Problem description
Restate each entry word for word, leaving nothing out.

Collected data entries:
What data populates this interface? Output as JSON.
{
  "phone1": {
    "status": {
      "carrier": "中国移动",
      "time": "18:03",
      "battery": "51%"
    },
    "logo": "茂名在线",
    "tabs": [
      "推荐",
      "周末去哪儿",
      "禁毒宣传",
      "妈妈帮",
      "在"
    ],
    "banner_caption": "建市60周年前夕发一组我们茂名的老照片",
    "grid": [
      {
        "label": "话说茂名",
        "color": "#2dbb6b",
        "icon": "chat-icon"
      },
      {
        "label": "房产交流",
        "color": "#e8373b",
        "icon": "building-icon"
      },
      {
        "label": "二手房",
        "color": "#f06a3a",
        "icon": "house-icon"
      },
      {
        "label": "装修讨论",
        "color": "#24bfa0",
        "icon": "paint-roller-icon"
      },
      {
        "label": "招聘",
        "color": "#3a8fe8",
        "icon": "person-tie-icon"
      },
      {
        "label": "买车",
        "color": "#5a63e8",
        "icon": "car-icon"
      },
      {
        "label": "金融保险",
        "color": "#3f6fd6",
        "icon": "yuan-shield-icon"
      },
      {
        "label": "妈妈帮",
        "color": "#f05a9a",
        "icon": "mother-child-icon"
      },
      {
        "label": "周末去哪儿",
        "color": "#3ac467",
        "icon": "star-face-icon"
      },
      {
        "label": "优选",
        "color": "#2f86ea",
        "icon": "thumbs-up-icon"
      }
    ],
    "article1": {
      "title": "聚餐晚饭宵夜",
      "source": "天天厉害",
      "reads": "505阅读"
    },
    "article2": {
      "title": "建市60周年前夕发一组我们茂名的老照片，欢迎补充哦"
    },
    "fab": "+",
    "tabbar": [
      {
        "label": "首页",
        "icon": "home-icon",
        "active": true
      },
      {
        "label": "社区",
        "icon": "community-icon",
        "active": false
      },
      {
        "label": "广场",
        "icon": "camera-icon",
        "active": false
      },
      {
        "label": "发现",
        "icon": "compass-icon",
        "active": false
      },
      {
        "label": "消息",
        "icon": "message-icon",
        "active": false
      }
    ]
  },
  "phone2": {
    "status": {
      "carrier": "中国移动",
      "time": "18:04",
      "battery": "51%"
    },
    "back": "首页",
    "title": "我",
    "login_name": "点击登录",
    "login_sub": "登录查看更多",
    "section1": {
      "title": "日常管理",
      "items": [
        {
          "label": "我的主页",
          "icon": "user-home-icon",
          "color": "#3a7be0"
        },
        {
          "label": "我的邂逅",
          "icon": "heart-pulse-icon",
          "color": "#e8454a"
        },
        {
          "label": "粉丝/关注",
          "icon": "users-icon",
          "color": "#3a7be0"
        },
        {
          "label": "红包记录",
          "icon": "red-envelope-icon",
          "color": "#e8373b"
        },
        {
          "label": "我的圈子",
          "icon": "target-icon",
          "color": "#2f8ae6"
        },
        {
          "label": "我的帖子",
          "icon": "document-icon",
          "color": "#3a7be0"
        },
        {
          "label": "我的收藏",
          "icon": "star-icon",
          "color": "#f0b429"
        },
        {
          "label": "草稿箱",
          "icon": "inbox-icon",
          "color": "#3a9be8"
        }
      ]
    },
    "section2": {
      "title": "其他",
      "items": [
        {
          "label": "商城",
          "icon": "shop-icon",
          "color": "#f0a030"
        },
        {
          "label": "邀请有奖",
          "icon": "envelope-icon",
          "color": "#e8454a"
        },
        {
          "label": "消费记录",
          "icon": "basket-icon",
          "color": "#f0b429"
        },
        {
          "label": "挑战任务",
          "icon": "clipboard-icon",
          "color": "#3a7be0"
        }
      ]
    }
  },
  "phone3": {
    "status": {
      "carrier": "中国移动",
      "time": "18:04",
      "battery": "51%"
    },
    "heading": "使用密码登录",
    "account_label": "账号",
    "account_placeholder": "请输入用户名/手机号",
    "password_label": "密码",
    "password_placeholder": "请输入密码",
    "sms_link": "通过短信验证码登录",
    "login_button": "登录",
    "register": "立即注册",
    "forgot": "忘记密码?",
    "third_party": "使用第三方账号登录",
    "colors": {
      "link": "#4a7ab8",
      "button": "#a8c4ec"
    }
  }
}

Completed task
What data populates this interface? Output as JSON.
{
  "phone1": {
    "status": {
      "carrier": "中国移动",
      "time": "18:03",
      "battery": "51%"
    },
    "logo": "茂名在线",
    "tabs": [
      "推荐",
      "周末去哪儿",
      "禁毒宣传",
      "妈妈帮",
      "在"
    ],
    "banner_caption": "建市60周年前夕发一组我们茂名的老照片",
    "grid": [
      {
        "label": "话说茂名",
        "color": "#2dbb6b",
        "icon": "chat-icon"
      },
      {
        "label": "房产交流",
        "color": "#e8373b",
        "icon": "building-icon"
      },
      {
        "label": "二手房",
        "color": "#f06a3a",
        "icon": "house-icon"
      },
      {
        "label": "装修讨论",
        "color": "#24bfa0",
        "icon": "paint-roller-icon"
      },
      {
        "label": "招聘",
        "color": "#3a8fe8",
        "icon": "person-tie-icon"
      },
      {
        "label": "买车",
        "color": "#5a63e8",
        "icon": "car-icon"
      },
      {
        "label": "金融保险",
        "color": "#3f6fd6",
        "icon": "yuan-shield-icon"
      },
      {
        "label": "妈妈帮",
        "color": "#f05a9a",
        "icon": "mother-child-icon"
      },
      {
        "label": "周末去哪儿",
        "color": "#3ac467",
        "icon": "star-face-icon"
      },
      {
        "label": "优选",
        "color": "#2f86ea",
        "icon": "thumbs-up-icon"
      }
    ],
    "article1": {
      "title": "聚餐晚饭宵夜",
      "source": "天天厉害",
      "reads": "505阅读"
    },
    "article2": {
      "title": "建市60周年前夕发一组我们茂名的老照片，欢迎补充哦"
    },
    "fab": "+",
    "tabbar": [
      {
        "label": "首页",
        "icon": "home-icon",
        "active": true
      },
      {
        "label": "社区",
        "icon": "community-icon",
        "active": false
      },
      {
        "label": "广场",
        "icon": "camera-icon",
        "active": false
      },
      {
        "label": "发现",
        "icon": "compass-icon",
        "active": false
      },
      {
        "label": "消息",
        "icon": "message-icon",
        "active": false
      }
    ]
  },
  "phone2": {
    "status": {
      "carrier": "中国移动",
      "time": "18:04",
      "battery": "51%"
    },
    "back": "首页",
    "title": "我",
    "login_name": "点击登录",
    "login_sub": "登录查看更多",
    "section1": {
      "title": "日常管理",
      "items": [
        {
          "label": "我的主页",
          "icon": "user-home-icon",
          "color": "#3a7be0"
        },
        {
          "label": "我的邂逅",
          "icon": "heart-pulse-icon",
          "color": "#e8454a"
        },
        {
          "label": "粉丝/关注",
          "icon": "users-icon",
          "color": "#3a7be0"
        },
        {
          "label": "红包记录",
          "icon": "red-envelope-icon",
          "color": "#e8373b"
        },
        {
          "label": "我的圈子",
          "icon": "target-icon",
          "color": "#2f8ae6"
        },
        {
          "label": "我的帖子",
          "icon": "document-icon",
          "color": "#3a7be0"
        },
        {
          "label": "我的收藏",
          "icon": "star-icon",
          "color": "#f0b429"
        },
        {
          "label": "草稿箱",
          "icon": "inbox-icon",
          "color": "#3a9be8"
        }
      ]
    },
    "section2": {
      "title": "其他",
      "items": [
        {
          "label": "商城",
          "icon": "shop-icon",
          "color": "#f0a030"
        },
        {
          "label": "邀请有奖",
          "icon": "envelope-icon",
          "color": "#e8454a"
        },
        {
          "label": "消费记录",
          "icon": "basket-icon",
          "color": "#f0b429"
        },
        {
          "label": "挑战任务",
          "icon": "clipboard-icon",
          "color": "#3a7be0"
        }
      ]
    }
  },
  "phone3": {
    "status": {
      "carrier": "中国移动",
      "time": "18:04",
      "battery": "51%"
    },
    "heading": "使用密码登录",
    "account_label": "账号",
    "account_placeholder": "请输入用户名/手机号",
    "password_label": "密码",
    "password_placeholder": "请输入密码",
    "sms_link": "通过短信验证码登录",
    "login_button": "登录",
    "register": "立即注册",
    "forgot": "忘记密码?",
    "third_party": "使用第三方账号登录",
    "colors": {
      "link": "#4a7ab8",
      "button": "#a8c4ec"
    }
  }
}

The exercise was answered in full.